Document passage:
For, while the doctrines of the Brotherhood were by this
time more or less fixed, they were still missing an essential influential
element: the financial means to allow them to buy consciences, to build up a
clientele, to train and maintain militants, to raise up the masses against
those in power by investing in the education and social action too often
neglected in the developing countries or among minorities emigrated to the
West. These means were to come mainly and massively from Saudi Arabia. The Saud
family built its political legitimacy on its stewardship of the holy places of
Islam, which it usurped in 1926 from the Hashemites. Its power is therefore
under threat on two fronts. It lives in fear as much of a democratic and
secularising current as of an Islamising pressure which would lay claim to more
respect for fundamental values. And while the Sauds have the revenues from oil
to allow them to operate this "double
containment" they also lack the human resources necessary to such a
policy. The Brotherhood's network, by now worldwide, would provide (but not
without some reluctance on the Saudis' part) with this determining element in
the form of political, religious, and cultural structures for the control of
Islam the world over, while organising subversion in countries judged a threat
to the endurance of Saudi power.

Written task 1:
Answer these questions about the passage on the Brotherhood and Saudi Arabia:
(a) What essential element does the passage say the Brotherhood was still missing?
(b) From whom did the Saud family take stewardship of the holy places of Islam, and in what year?
(c) Despite their oil revenues, what do the Sauds lack?
The passage and the rows have no connection to each other.

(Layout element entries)
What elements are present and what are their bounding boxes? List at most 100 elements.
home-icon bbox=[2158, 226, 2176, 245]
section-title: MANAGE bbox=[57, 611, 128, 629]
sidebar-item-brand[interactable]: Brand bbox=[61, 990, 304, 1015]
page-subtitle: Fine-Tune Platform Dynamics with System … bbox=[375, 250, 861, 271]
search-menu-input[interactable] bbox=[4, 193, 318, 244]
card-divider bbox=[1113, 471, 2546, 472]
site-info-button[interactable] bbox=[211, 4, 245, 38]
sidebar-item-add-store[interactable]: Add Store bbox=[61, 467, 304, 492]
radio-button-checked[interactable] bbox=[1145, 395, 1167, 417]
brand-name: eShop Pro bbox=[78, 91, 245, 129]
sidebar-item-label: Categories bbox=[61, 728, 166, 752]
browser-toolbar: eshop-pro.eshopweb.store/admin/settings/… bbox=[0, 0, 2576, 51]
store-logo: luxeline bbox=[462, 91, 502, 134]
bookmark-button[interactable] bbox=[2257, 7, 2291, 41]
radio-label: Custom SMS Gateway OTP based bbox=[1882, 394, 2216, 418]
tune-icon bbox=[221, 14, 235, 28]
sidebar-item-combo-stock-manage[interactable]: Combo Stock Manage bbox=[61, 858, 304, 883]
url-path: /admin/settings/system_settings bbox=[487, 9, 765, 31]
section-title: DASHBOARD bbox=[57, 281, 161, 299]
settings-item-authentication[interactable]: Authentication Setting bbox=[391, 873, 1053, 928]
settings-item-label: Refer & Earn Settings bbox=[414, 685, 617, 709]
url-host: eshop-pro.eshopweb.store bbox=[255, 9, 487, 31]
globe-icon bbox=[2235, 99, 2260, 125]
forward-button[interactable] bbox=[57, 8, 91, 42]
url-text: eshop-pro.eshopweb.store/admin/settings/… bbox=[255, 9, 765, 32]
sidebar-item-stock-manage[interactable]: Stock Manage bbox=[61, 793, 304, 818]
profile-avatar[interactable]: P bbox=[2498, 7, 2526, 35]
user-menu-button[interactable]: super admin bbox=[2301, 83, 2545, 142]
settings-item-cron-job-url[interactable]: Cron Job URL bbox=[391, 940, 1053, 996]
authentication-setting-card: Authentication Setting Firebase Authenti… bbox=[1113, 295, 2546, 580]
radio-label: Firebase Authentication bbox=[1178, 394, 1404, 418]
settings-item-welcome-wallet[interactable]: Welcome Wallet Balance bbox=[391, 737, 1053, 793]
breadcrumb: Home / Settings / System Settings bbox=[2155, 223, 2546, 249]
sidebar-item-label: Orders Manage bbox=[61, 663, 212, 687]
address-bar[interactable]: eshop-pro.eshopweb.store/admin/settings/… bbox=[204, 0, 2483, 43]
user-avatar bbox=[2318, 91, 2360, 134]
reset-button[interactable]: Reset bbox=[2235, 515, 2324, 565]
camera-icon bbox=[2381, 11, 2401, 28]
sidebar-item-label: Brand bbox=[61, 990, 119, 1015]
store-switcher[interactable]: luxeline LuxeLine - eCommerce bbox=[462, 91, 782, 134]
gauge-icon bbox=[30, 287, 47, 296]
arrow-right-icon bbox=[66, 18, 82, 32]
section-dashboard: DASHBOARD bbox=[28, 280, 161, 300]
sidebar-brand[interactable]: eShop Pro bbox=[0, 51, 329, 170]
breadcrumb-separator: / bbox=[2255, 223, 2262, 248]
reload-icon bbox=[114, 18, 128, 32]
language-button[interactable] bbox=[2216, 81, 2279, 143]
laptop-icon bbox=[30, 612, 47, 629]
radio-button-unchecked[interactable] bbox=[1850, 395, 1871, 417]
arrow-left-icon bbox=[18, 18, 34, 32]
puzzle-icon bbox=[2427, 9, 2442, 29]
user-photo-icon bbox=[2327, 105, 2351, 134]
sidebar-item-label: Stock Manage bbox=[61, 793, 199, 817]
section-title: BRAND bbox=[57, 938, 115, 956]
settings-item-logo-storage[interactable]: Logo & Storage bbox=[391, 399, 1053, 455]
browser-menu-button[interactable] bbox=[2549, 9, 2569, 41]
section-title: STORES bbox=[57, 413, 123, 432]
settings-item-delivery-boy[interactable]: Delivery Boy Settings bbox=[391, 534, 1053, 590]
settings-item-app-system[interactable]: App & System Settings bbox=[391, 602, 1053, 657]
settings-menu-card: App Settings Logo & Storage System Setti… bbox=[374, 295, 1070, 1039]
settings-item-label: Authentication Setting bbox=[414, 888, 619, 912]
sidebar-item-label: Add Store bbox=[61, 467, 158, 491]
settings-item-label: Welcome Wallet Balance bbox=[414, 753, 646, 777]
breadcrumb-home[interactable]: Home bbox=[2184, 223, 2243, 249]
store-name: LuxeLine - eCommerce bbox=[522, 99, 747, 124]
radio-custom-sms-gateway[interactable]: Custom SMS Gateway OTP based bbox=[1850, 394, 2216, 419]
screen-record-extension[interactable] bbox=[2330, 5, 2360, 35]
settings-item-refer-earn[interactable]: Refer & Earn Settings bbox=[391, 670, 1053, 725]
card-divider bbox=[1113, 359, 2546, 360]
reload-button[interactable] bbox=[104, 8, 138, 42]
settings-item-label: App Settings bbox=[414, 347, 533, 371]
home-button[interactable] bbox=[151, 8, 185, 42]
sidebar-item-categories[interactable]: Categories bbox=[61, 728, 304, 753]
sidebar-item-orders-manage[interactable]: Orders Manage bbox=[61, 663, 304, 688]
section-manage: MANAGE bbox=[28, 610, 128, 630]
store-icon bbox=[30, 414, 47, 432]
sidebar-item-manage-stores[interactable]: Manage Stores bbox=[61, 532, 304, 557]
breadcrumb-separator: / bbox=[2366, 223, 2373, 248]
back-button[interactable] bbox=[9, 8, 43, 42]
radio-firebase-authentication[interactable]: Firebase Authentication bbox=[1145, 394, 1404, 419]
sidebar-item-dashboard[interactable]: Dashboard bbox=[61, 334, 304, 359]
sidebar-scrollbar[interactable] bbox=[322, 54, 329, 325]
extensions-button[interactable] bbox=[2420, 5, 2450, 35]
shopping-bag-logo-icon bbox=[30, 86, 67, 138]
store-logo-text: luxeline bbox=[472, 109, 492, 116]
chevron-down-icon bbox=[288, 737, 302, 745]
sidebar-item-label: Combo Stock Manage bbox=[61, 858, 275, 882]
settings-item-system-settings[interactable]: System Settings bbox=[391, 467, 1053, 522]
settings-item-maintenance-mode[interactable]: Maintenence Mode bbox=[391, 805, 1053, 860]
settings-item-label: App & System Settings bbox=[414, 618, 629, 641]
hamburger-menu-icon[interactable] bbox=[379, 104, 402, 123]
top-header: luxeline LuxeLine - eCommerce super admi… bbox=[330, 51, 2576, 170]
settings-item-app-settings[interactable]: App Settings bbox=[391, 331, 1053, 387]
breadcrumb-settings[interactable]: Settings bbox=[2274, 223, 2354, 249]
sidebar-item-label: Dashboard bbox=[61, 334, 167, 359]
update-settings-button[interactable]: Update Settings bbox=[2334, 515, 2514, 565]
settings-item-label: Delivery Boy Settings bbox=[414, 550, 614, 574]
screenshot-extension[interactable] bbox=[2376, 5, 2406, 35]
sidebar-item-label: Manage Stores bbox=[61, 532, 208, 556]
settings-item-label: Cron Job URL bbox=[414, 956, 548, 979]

Written task 2: Select each row that contains the string "Firebase".

Answer 1:
(a) The financial means to buy consciences, build up a clientele, train and maintain militants, and raise up the masses against those in power.
(b) The Hashemites, in 1926.
(c) The human resources necessary to such a policy.

Answer 2:
authentication-setting-card: Authentication Setting Firebase Authenti… bbox=[1113, 295, 2546, 580]
radio-label: Firebase Authentication bbox=[1178, 394, 1404, 418]
radio-firebase-authentication[interactable]: Firebase Authentication bbox=[1145, 394, 1404, 419]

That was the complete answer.